> PASSAGE

________________________________________

Van der Zande, P., Jesse, A., & Cutler, A. (2013). Lexically guided retuning of visual phonetic categories. Journal of the Acoustical Society of America, 134, 562-571. doi:10.1121/1.4807814.


Cite as: https://hdl.handle.net/11858/00-001M-0000-0013-A6F7-B
Abstract
Listeners retune the boundaries between phonetic categories to adjust to individual speakers' productions. Lexical information, for example, indicates what an unusual sound is supposed to be, and boundary retuning then enables the speaker's sound to be included in the appropriate auditory phonetic category. In this study, it was investigated whether lexical knowledge that is known to guide the retuning of auditory phonetic categories, can also retune visual phonetic categories. In Experiment 1, exposure to a visual idiosyncrasy in ambiguous audiovisually presented target words in a lexical decision task indeed resulted in retuning of the visual category boundary based on the disambiguating lexical context. In Experiment 2 it was tested whether lexical information retunes visual categories directly, or indirectly through the generalization from retuned auditory phonetic categories. Here, participants were exposed to auditory-only versions of the same ambiguous target words as in Experiment 1. Auditory phonetic categories were retuned by lexical knowledge, but no shifts were observed for the visual phonetic categories. Lexical knowledge can therefore guide retuning of visual phonetic categories, but lexically guided retuning of auditory phonetic categories is not generalized to visual categories. Rather, listeners adjust auditory and visual phonetic categories to talker idiosyncrasies separately.

________________________________________

> MATERIAL SUPPLIED
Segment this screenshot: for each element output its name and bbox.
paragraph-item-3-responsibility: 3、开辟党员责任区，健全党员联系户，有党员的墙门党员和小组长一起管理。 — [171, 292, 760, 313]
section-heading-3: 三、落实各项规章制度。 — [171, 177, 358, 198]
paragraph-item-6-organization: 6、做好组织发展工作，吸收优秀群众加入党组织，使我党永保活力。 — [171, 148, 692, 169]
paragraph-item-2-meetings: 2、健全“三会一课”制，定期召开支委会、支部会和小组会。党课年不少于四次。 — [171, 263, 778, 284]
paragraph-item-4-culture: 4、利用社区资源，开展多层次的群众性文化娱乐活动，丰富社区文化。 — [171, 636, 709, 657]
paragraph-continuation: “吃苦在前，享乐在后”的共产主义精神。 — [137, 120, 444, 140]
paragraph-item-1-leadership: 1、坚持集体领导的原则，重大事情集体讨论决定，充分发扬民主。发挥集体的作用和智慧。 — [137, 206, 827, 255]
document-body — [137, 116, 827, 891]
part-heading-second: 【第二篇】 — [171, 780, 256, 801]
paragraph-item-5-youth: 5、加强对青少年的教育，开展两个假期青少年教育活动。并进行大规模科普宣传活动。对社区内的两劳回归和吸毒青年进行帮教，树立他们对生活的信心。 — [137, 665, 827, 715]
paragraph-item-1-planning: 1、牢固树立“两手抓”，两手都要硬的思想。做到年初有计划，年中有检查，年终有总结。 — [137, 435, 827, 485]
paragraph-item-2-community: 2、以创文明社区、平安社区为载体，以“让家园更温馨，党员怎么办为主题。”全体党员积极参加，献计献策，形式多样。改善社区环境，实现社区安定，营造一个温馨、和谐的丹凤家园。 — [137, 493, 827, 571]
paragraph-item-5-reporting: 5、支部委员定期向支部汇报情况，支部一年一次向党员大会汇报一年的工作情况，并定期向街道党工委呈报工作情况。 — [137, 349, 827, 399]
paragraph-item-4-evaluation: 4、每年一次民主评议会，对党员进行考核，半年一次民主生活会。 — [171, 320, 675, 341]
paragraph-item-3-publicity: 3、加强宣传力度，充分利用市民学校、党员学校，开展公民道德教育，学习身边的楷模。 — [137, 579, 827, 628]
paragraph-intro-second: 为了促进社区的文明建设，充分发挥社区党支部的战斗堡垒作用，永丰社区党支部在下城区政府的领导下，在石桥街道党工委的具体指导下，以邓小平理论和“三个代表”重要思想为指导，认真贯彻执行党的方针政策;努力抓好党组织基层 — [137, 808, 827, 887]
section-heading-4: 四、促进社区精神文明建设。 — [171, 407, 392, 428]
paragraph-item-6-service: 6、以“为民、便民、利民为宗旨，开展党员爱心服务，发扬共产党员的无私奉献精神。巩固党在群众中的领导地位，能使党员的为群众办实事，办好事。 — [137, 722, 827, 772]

________________________________________

> WHAT YOU HAVE TO DO
According to the abstract, what were participants exposed to in Experiment 2? The records have no connection to the abstract.

> TASK OUTPUT
Auditory-only versions of the same ambiguous target words used in Experiment 1.